Please give the data below again in full, exactly as it stands.

Stored dataset items
((
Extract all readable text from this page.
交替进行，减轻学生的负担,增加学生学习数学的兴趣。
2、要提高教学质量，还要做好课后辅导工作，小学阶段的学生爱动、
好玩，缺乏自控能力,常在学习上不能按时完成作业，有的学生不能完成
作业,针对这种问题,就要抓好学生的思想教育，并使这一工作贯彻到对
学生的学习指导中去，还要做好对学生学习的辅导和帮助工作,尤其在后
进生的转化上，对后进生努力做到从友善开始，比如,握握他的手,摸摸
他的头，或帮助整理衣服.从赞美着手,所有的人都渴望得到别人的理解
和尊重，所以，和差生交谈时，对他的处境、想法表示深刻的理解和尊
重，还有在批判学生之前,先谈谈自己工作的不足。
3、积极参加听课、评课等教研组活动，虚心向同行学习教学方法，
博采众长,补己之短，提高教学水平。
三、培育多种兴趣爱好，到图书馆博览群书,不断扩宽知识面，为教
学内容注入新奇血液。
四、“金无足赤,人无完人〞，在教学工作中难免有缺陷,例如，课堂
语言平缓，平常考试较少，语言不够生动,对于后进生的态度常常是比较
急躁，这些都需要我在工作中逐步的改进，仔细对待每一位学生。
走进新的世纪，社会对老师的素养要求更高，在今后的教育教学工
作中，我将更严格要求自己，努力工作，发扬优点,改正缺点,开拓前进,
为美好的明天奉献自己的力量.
))
Solution to the problem —
Extract all readable text from this page.
交替进行，减轻学生的负担,增加学生学习数学的兴趣。
2、要提高教学质量，还要做好课后辅导工作，小学阶段的学生爱动、
好玩，缺乏自控能力,常在学习上不能按时完成作业，有的学生不能完成
作业,针对这种问题,就要抓好学生的思想教育，并使这一工作贯彻到对
学生的学习指导中去，还要做好对学生学习的辅导和帮助工作,尤其在后
进生的转化上，对后进生努力做到从友善开始，比如,握握他的手,摸摸
他的头，或帮助整理衣服.从赞美着手,所有的人都渴望得到别人的理解
和尊重，所以，和差生交谈时，对他的处境、想法表示深刻的理解和尊
重，还有在批判学生之前,先谈谈自己工作的不足。
3、积极参加听课、评课等教研组活动，虚心向同行学习教学方法，
博采众长,补己之短，提高教学水平。
三、培育多种兴趣爱好，到图书馆博览群书,不断扩宽知识面，为教
学内容注入新奇血液。
四、“金无足赤,人无完人〞，在教学工作中难免有缺陷,例如，课堂
语言平缓，平常考试较少，语言不够生动,对于后进生的态度常常是比较
急躁，这些都需要我在工作中逐步的改进，仔细对待每一位学生。
走进新的世纪，社会对老师的素养要求更高，在今后的教育教学工
作中，我将更严格要求自己，努力工作，发扬优点,改正缺点,开拓前进,
为美好的明天奉献自己的力量.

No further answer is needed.